▶ [Instruction]
Rewrite everything from "Not before normalising" down to "ranking frequently inverts." in the waterproofing tender passage below, changing "difficult junctions" to "awkward junctions".

▶ [Passage]
========================================================================

What are the six checks to run before comparing the numbers?
Work through each bid against the same checklist, and only then rank them:
- Confirm the grade assumed for every space - in writing, against BS 8102:2022 Table 2.
- Confirm the lines of defence per zone, against what the risk assessment requires rather than what the bid proposes.
- List every exclusion and price the gap back in - junctions, penetrations, interfaces, dewatering, QA and monitoring attendance.
- Identify who carries design responsibility for what, in writing - and read the guarantee small print against the claim on the front page.
- Strip provisional sums and rates back to a common basis, and note the variations posture.
- Note the questions each bidder asked during tender. A contractor who asked nothing about a complex basement has either done it a hundred times or has not read the documents - find out which.
It is routine for the ranking to invert once the gaps are priced back in - the “cheapest” bid becoming the most expensive compliant one. If you are appointing the reviewer as well as the contractor, how to appoint an independent waterproofing consultant sets out the independence checks that make the review worth having.
Who should do this review?
Someone independent of every bidder and every product. The review is technical before it is commercial: whether a proposed system meets the required grade for each space, whether the proposed details survive the ground conditions, whether the installer’s competence matches the system. That is waterproofing design specialist work. If you would like the fast version: the Waterproofing Wisdom agent’s quote-comparison pathway will take the quotes or tender returns you upload and produce a like-for-like read - what each bid actually includes, where the gaps are, and what to ask each bidder before you award. It is free, and it is the same framework we apply in a full appointment.
Frequently asked questions
Why do waterproofing quotes vary so much?
Because the bidders are rarely pricing the same thing. Without a product-neutral performance specification, each contractor prices their own preferred system, their own interpretation of the scope, their own exclusions and their own allowance for risk. The spread in the numbers is usually a spread in scope and risk transfer, not a spread in efficiency. The cheapest bid is frequently the one that has excluded or not understood the most.
What is a risk premium in a waterproofing tender?
An allowance a contractor adds when the tender documents leave them exposed - ambiguous scope, no clear design, unknown ground conditions, or a specification written by a product supplier that disclaims design liability. The premium is invisible as a line item; it is smeared across rates. A clear, independently written performance specification is the only reliable way to remove it, because it lets the contractor price work rather than uncertainty.
Should I just pick the lowest waterproofing quote?
Not before normalising the bids. A low bid can be low because the contractor is efficient, or because they have excluded the difficult junctions, assumed a lower performance grade, priced a single line of defence where the risk assessment demands combined protection, or planned to recover margin through variations. Rank bids only after each has been adjusted to the same scope, the same grades and the same lines of defence - the ranking frequently inverts.
Who should review waterproofing tender returns?
Someone independent of every bidder and every product, with the competence to read the technical content - in practice a waterproofing design specialist. The structural engineer or architect can compare programmes and prices, but judging whether a proposed system actually meets BS 8102:2022 for each space requires specialist knowledge of the systems, their failure modes and their installation requirements.

========================================================================

▶ [Entries shown]

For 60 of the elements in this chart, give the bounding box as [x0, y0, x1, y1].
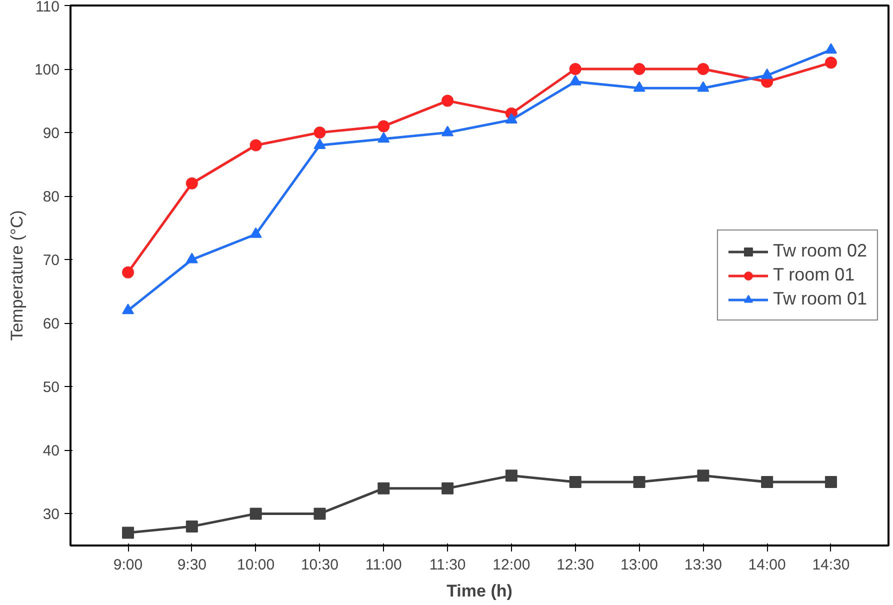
point: [442, 94, 454, 107]
x-tick-label: 10:00: [237, 556, 275, 574]
x-tick-label: 14:30: [812, 556, 850, 574]
point: [633, 63, 646, 76]
point: [314, 508, 326, 520]
y-tick-label: 90: [42, 125, 60, 142]
point: [697, 81, 710, 92]
point: [250, 139, 262, 152]
point: [186, 252, 198, 264]
point: [250, 227, 262, 238]
x-tick-label: 12:00: [492, 556, 530, 574]
x-tick-label: 9:30: [177, 556, 207, 574]
x-tick-label: 13:00: [620, 556, 658, 574]
point: [761, 68, 774, 80]
x-tick-label: 11:30: [429, 556, 466, 574]
y-tick-label: 70: [42, 252, 60, 270]
point: [505, 113, 518, 124]
point: [633, 476, 646, 488]
point: [122, 304, 134, 314]
point: [824, 56, 837, 69]
point: [442, 126, 454, 136]
legend-label: Tw room 02: [772, 240, 867, 262]
y-tick-label: 40: [42, 442, 60, 460]
point: [569, 63, 582, 76]
point: [250, 508, 262, 520]
point: [824, 476, 837, 488]
legend-label: T room 01: [772, 264, 855, 286]
x-tick-label: 10:30: [300, 556, 339, 574]
x-tick-label: 9:00: [113, 556, 143, 574]
point: [122, 526, 134, 539]
y-tick-label: 80: [42, 188, 60, 206]
point: [697, 470, 710, 482]
x-tick-label: 12:30: [556, 556, 594, 574]
x-tick-label: 13:30: [684, 556, 722, 574]
point: [569, 74, 582, 86]
y-tick-label: 110: [36, 0, 60, 16]
legend-label: Tw room 01: [772, 288, 867, 310]
y-tick-label: 100: [34, 62, 60, 79]
point: [378, 132, 390, 143]
point: [186, 520, 198, 532]
point: [442, 482, 454, 494]
point: [186, 177, 198, 190]
y-tick-label: 60: [42, 316, 60, 333]
y-tick-label: 30: [42, 506, 60, 524]
point: [569, 476, 582, 488]
point: [505, 470, 518, 482]
point: [314, 138, 326, 149]
point: [378, 120, 390, 132]
x-tick-label: 14:00: [748, 556, 786, 574]
point: [824, 43, 837, 54]
x-axis-title: Time (h): [446, 582, 512, 600]
point: [697, 63, 710, 76]
y-axis-title: Temperature (°C): [7, 210, 26, 341]
point: [633, 81, 646, 92]
point: [378, 482, 390, 494]
point: [122, 266, 134, 278]
x-tick-label: 11:00: [365, 556, 402, 574]
point: [761, 476, 774, 488]
y-tick-label: 50: [42, 379, 60, 396]
point: [314, 126, 326, 139]
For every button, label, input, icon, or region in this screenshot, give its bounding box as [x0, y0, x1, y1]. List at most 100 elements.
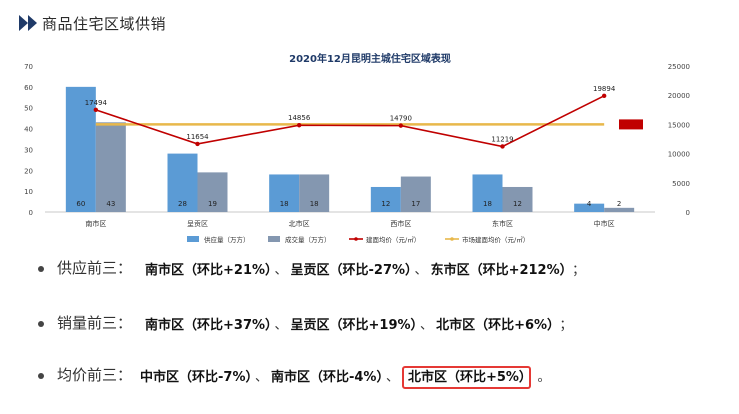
bar: [269, 174, 300, 212]
district-entry: 呈贡区（环比+19%）: [290, 318, 418, 333]
district-entry: 南市区（环比-4%）: [270, 370, 383, 385]
series-point: [296, 123, 302, 128]
summary-item: 均价前三： 中市区（环比-7%）、南市区（环比-4%）、北市区（环比+5%）。: [0, 362, 739, 392]
summary-values: 南市区（环比+21%）、呈贡区（环比-27%）、东市区（环比+212%）；: [145, 259, 585, 278]
separator: 、: [420, 318, 434, 333]
bar-value-label: 19: [208, 200, 217, 208]
left-axis-tick-label: 10: [24, 188, 33, 196]
left-axis-tick-label: 20: [24, 167, 33, 175]
bar-value-label: 28: [178, 200, 187, 208]
bar: [95, 122, 126, 212]
summary-list: 供应前三： 南市区（环比+21%）、呈贡区（环比-27%）、东市区（环比+212%…: [0, 255, 739, 414]
bar-value-label: 12: [513, 200, 522, 208]
right-axis-tick-label: 10000: [668, 151, 690, 159]
bar: [400, 176, 431, 212]
bar-value-label: 12: [381, 200, 390, 208]
bar-value-label: 60: [76, 200, 85, 208]
price-value-label: 11219: [491, 135, 513, 143]
bar: [472, 174, 503, 212]
bar-value-label: 18: [310, 200, 319, 208]
summary-item: 销量前三： 南市区（环比+37%）、呈贡区（环比+19%）、北市区（环比+6%）；: [0, 310, 739, 340]
legend-entry: 供应量（万方）: [204, 235, 250, 244]
bar-line-chart: 2020年12月昆明主城住宅区域表现 0 10 20 30 40 50 60 70 0 5000 10…: [24, 52, 690, 244]
separator: 、: [385, 370, 399, 385]
series-line-price: [95, 95, 605, 148]
bar-value-label: 17: [411, 200, 420, 208]
summary-values: 南市区（环比+37%）、呈贡区（环比+19%）、北市区（环比+6%）；: [145, 314, 573, 333]
legend-swatch-point: [354, 237, 358, 241]
bar-value-label: 18: [280, 200, 289, 208]
legend-swatch: [268, 236, 280, 242]
section-title: 商品住宅区域供销: [42, 15, 167, 33]
district-entry: 南市区（环比+37%）: [145, 318, 272, 333]
right-axis-tick-label: 25000: [668, 63, 690, 71]
district-entry: 东市区（环比+212%）: [430, 263, 567, 278]
separator: 、: [274, 318, 288, 333]
bar: [167, 153, 198, 212]
legend-entry: 成交量（万方）: [285, 235, 331, 244]
right-axis-tick-label: 5000: [672, 180, 690, 188]
right-axis-tick-label: 0: [686, 209, 690, 217]
series-point: [93, 107, 99, 113]
bullet-dot: [38, 321, 44, 327]
bar: [65, 86, 96, 212]
legend-swatch: [187, 236, 199, 242]
bullet-dot: [38, 266, 44, 272]
left-axis-tick-label: 60: [24, 84, 33, 92]
category-label: 西市区: [390, 219, 411, 228]
separator: 、: [414, 263, 428, 278]
bar: [502, 186, 533, 212]
category-label: 中市区: [594, 219, 615, 228]
legend-entry: 市场建面均价（元/㎡）: [462, 235, 529, 244]
bar: [370, 186, 401, 212]
price-value-label: 11654: [186, 133, 209, 141]
summary-label: 均价前三：: [57, 366, 133, 384]
series-point: [500, 144, 505, 149]
double-triangle-icon: [19, 15, 37, 31]
bar-value-label: 43: [106, 200, 115, 208]
end-punctuation: 。: [537, 370, 551, 385]
legend-entry: 建面均价（元/㎡）: [366, 235, 420, 244]
left-axis-tick-label: 70: [24, 63, 33, 71]
bar: [604, 207, 635, 212]
right-axis-tick-label: 15000: [668, 121, 690, 129]
left-axis-tick-label: 40: [24, 126, 33, 134]
bar: [299, 174, 330, 212]
left-axis-tick-label: 50: [24, 105, 33, 113]
bullet-dot: [38, 373, 44, 379]
bar-value-label: 4: [587, 200, 592, 208]
price-value-label: 19894: [593, 85, 616, 93]
series-point: [601, 93, 607, 99]
bar: [574, 203, 605, 212]
bar-value-label: 2: [617, 200, 621, 208]
bar-value-label: 18: [483, 200, 492, 208]
summary-values: 中市区（环比-7%）、南市区（环比-4%）、北市区（环比+5%）。: [140, 366, 551, 389]
left-axis-tick-label: 30: [24, 146, 33, 154]
price-value-label: 17494: [85, 99, 108, 107]
market-avg-end-marker: [619, 119, 643, 130]
separator: 、: [274, 263, 288, 278]
district-entry: 北市区（环比+6%）: [436, 318, 554, 333]
end-punctuation: ；: [572, 263, 586, 278]
end-punctuation: ；: [559, 318, 573, 333]
price-value-label: 14790: [390, 115, 412, 123]
legend-swatch-point: [450, 237, 454, 241]
chart-title: 2020年12月昆明主城住宅区域表现: [289, 52, 451, 65]
price-value-label: 14856: [288, 114, 311, 122]
district-entry: 中市区（环比-7%）: [140, 370, 252, 385]
category-label: 北市区: [289, 219, 310, 228]
series-point: [398, 123, 404, 128]
category-label: 呈贡区: [187, 220, 208, 228]
district-entry: 南市区（环比+21%）: [145, 263, 272, 278]
category-label: 南市区: [85, 219, 106, 228]
summary-item: 供应前三： 南市区（环比+21%）、呈贡区（环比-27%）、东市区（环比+212%…: [0, 255, 739, 285]
category-label: 东市区: [492, 219, 513, 228]
summary-label: 销量前三：: [57, 314, 133, 332]
series-point: [195, 141, 200, 147]
right-axis-tick-label: 20000: [668, 92, 690, 100]
district-entry: 呈贡区（环比-27%）: [290, 263, 412, 278]
highlighted-district: 北市区（环比+5%）: [401, 366, 532, 389]
summary-label: 供应前三：: [57, 259, 133, 277]
chart-panel: 2020年12月昆明主城住宅区域表现 0 10 20 30 40 50 60 70 0 5000 10…: [15, 46, 725, 254]
bar: [197, 172, 228, 212]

========================================================================

▶ [Task solution]
Not before normalising the bids. A low bid can be low because the contractor is efficient, or because they have excluded the awkward junctions, assumed a lower performance grade, priced a single line of defence where the risk assessment demands combined protection, or planned to recover margin through variations. Rank bids only after each has been adjusted to the same scope, the same grades and the same lines of defence - the ranking frequently inverts.